Il giusto che vive di fede

Nella solennità di san Giuseppe, proponiamo una meditazione di mons. Camisasca.

Guido Reni, «San Giuseppe con Gesù Bambino», 1640

Oggi celebriamo la solennità di san Giuseppe. Quanto più vado avanti negli anni, tanto più ciò che mi colpisce della sua figura è il silenzio. Come sappiamo, il vangelo di Marco non parla affatto di lui. Neanche san Giovanni ci racconta di lui. Il suo nome compare solo due volte in relazione a Gesù, il figlio di Giuseppe (cfr. Gv 1,45; 6,42). Solo gli evangelisti Matteo e Luca riferiscono alcuni episodi della sua vita, ma non riportano nessuna sua parola.
Pensando a Giuseppe, mi vengono alla mente due giganti della storia della salvezza: Abramo e Giovanni il Battista. Entrambi sono personaggi immensi per la loro totale disponibilità al cenno di Dio. Eppure più grande è l’obbedienza vissuta dal padre di Gesù.
Mi sembra saggia, perciò, la decisione degli evangelisti di non riportare nessuna sua parola. San Giuseppe è come sprofondato nel silenzio di fronte alla grandezza misteriosa dell’opera di Dio. Egli non la poteva certo misurare né con la mente né con il cuore. Poteva soltanto immergersi in essa, secondo una dimensione che la liturgia di oggi esprime così: in virtù della giustizia che viene dalla fede (Rm 4,13), rievocando l’espressione del profeta Abacuc, Il giusto vivrà mediante la fede (Ab 2,4), citata due volte da Paolo (cfr. Rm 1,17; Gal 3,11).

La straordinarietà di Dio si manifesta nella ordinarietà dell’esistenza.

Ecco dunque le due parole che più descrivono san Giuseppe: fede e giustizia. Egli è l’uomo giusto che vive di fede, tutto in lui è disegnato e delineato dall’obbedienza al mistero di Dio.

ELENCO VOCI
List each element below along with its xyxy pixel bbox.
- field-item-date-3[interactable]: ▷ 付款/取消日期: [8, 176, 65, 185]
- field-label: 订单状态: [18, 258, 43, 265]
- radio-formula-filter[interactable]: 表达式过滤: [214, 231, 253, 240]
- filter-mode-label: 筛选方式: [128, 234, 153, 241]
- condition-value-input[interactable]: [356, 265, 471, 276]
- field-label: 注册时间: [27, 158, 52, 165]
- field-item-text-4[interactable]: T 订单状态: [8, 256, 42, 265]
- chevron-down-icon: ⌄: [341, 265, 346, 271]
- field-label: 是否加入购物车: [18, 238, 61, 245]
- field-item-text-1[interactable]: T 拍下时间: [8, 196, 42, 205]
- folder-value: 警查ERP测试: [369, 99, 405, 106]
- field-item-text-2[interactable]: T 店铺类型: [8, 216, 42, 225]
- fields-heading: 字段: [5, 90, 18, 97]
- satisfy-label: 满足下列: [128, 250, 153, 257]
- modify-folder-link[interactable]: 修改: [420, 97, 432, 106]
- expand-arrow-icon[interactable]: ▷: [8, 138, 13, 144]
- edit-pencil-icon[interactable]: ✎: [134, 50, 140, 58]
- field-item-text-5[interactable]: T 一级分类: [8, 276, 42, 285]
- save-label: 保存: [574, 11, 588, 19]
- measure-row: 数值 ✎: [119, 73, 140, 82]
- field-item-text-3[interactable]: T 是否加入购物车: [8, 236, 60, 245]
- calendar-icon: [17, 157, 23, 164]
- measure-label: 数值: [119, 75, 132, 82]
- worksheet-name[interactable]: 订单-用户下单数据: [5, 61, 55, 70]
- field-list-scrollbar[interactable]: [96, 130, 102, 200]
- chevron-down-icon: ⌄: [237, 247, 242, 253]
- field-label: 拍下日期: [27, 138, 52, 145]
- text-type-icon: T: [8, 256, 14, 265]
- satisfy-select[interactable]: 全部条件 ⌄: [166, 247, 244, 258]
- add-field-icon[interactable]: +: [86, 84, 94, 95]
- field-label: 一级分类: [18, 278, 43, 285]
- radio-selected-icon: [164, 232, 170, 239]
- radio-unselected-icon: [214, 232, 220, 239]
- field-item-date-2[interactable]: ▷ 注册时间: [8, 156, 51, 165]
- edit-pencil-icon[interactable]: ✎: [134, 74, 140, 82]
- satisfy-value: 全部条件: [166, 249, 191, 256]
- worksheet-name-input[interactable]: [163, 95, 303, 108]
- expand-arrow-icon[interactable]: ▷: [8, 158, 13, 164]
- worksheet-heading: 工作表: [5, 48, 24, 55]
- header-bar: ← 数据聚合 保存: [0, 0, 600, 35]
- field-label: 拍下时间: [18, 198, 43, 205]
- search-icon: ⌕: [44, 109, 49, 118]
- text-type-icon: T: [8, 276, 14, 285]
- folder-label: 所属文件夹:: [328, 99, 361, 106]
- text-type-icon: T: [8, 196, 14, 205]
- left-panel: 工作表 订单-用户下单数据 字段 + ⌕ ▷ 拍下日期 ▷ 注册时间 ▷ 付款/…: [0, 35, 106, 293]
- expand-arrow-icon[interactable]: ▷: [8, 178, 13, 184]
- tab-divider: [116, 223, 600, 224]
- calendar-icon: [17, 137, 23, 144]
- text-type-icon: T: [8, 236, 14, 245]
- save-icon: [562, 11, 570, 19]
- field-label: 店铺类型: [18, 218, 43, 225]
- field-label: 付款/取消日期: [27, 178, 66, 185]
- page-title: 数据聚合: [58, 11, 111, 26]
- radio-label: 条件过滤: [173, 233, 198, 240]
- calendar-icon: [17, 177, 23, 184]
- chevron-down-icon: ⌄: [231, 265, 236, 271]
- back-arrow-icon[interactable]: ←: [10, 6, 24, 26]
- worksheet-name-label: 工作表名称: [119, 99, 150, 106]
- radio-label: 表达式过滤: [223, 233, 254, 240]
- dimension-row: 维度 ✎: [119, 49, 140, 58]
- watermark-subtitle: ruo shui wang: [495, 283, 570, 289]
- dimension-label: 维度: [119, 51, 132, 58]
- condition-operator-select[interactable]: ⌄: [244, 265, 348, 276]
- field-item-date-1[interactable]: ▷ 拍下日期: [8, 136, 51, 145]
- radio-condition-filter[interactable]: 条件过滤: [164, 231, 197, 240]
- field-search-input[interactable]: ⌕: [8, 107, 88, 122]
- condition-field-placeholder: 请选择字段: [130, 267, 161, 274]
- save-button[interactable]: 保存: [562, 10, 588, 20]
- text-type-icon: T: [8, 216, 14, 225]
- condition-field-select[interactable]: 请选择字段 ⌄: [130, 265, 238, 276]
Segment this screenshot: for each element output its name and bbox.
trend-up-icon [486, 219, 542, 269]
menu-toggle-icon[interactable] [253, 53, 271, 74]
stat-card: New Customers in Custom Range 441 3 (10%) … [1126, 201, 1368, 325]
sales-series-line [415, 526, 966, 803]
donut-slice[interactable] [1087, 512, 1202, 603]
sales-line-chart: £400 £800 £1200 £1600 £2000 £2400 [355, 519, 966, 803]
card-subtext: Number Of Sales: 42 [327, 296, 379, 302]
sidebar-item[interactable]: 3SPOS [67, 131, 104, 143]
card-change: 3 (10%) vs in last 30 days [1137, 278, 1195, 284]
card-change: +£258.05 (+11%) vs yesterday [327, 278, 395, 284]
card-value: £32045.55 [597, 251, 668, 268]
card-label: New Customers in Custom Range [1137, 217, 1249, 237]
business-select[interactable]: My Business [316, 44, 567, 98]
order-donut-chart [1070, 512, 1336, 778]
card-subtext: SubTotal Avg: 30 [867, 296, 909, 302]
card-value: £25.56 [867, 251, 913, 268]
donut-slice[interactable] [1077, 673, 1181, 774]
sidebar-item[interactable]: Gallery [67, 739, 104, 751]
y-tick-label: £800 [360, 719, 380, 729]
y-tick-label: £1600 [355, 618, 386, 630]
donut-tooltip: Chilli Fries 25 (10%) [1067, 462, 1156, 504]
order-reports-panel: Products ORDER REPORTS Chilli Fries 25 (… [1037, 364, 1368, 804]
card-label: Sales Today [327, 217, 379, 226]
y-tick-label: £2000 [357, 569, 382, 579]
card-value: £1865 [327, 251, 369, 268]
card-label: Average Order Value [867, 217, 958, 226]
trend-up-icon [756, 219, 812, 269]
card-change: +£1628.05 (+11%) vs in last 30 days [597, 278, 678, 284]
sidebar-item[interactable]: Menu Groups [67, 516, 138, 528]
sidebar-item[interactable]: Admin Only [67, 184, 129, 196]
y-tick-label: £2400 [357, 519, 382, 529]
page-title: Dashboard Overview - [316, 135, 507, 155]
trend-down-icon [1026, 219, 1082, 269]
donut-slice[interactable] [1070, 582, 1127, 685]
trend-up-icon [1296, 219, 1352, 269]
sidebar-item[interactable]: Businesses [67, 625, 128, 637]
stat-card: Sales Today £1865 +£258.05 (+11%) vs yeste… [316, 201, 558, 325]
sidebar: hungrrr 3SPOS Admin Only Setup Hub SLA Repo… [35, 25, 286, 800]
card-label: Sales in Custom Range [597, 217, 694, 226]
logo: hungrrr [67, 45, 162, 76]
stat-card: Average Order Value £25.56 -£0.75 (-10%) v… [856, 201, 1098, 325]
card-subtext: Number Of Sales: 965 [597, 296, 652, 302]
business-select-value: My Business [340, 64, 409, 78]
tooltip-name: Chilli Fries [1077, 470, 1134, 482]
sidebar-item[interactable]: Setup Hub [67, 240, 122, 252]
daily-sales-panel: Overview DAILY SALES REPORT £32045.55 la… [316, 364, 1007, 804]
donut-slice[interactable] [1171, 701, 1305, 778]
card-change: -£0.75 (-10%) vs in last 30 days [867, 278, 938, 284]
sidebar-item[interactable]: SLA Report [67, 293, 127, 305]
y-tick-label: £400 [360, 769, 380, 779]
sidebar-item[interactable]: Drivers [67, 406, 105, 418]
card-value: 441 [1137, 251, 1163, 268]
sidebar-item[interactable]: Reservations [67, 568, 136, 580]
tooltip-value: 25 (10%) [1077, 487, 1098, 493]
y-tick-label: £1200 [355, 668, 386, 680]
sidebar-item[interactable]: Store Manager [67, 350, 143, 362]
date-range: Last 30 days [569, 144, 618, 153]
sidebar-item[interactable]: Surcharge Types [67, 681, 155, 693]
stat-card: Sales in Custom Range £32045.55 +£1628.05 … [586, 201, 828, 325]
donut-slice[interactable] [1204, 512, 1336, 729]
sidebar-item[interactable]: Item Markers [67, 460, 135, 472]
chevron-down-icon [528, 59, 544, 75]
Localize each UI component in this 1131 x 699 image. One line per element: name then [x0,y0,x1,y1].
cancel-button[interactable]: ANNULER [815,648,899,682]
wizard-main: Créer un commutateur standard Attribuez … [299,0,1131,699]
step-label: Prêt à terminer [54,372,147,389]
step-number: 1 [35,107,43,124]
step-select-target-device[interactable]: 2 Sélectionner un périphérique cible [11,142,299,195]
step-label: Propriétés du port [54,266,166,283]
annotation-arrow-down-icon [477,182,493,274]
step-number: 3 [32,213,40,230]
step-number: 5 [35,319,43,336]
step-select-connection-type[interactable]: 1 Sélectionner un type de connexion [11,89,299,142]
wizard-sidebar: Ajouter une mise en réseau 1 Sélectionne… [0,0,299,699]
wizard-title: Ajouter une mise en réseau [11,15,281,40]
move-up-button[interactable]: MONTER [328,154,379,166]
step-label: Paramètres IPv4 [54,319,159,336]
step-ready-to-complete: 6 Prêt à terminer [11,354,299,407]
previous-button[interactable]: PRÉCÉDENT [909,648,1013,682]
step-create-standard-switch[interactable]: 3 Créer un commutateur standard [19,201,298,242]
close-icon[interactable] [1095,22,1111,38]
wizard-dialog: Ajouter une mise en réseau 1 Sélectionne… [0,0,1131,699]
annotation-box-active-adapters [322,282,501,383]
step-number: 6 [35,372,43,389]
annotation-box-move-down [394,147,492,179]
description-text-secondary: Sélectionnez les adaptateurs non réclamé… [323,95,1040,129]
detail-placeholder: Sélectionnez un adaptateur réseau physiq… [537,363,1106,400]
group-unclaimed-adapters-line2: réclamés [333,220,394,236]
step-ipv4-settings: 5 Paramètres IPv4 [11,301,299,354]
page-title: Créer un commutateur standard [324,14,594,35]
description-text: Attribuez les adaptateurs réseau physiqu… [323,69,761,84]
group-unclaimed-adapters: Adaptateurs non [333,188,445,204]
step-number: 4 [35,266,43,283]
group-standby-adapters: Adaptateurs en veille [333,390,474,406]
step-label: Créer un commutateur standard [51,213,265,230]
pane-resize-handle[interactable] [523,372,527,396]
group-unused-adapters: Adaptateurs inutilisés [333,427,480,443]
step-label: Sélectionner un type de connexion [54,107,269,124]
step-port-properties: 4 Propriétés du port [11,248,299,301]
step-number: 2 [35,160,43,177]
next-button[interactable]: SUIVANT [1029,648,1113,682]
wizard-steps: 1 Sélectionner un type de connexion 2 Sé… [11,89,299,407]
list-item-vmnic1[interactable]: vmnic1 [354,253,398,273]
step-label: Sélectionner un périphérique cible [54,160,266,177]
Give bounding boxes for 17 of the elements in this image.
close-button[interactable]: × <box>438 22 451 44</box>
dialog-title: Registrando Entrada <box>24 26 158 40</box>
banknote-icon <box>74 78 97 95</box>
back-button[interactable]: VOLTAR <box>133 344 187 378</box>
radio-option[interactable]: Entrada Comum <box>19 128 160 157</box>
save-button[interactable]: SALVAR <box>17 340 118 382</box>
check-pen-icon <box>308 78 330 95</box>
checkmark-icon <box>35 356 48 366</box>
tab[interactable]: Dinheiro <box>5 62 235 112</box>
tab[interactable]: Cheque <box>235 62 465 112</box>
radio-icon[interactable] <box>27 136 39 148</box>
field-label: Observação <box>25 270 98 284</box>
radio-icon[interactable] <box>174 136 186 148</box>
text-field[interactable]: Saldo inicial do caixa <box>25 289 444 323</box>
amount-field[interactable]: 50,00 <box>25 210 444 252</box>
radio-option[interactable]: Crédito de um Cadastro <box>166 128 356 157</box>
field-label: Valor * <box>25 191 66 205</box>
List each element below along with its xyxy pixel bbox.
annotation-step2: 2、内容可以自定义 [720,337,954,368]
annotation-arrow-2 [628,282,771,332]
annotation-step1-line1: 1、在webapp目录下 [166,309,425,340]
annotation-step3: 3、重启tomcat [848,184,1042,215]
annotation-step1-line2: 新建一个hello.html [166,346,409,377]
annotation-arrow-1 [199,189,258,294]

COMPITO 1
Riscrivi in forma più breve il paragrafo della meditazione su san Giuseppe che inizia con «Pensando a Giuseppe», mantenendone i fatti principali.
COMPITO 2
Prosegui la meditazione su san Giuseppe a partire dall'ultima frase riportata.

RISPOSTA 1
Giuseppe richiama alla mente Abramo e Giovanni il Battista, due giganti della storia della salvezza, immensi per la loro totale disponibilità al cenno di Dio. Eppure l'obbedienza vissuta dal padre di Gesù è ancora più grande.

RISPOSTA 2
Tutta la vita del mite falegname si svolge davanti all’incommensurabilità dell’Incarnazione. Il Verbo eterno è entrato nel seno della sua sposa, Maria. Egli poteva stare di fronte a questo avvenimento solo in una continua adorazione. Tuttavia la cosa più sorprendente è che ciò sia avvenuto nella ordinarietà. Non c’è una vita più grandiosa di quella di Giuseppe e, allo stesso tempo, non c’è una vita più ordinaria, più quotidiana, più familiare della sua. La straordinarietà di Dio si manifesta nella ordinarietà dell’esistenza. Tutta la nostra storia si gioca nella disponibilità ai particolari della vita. I più piccoli “sì” ci dominano e ci determinano positivamente per sempre.
Ecco dunque il significato della paternità di Giuseppe e del suo patronato su tutta la Chiesa: nella sua persona si congiungono l’immensità irraggiungibile e incomprensibile di Dio e il suo manifestarsi nella ordinarietà della vita quotidiana.

Amen.

Omelia nella Solennità di san Giuseppe tenuta durante il ritiro della Curia vescovile. Reggio Emilia, 19 marzo 2018.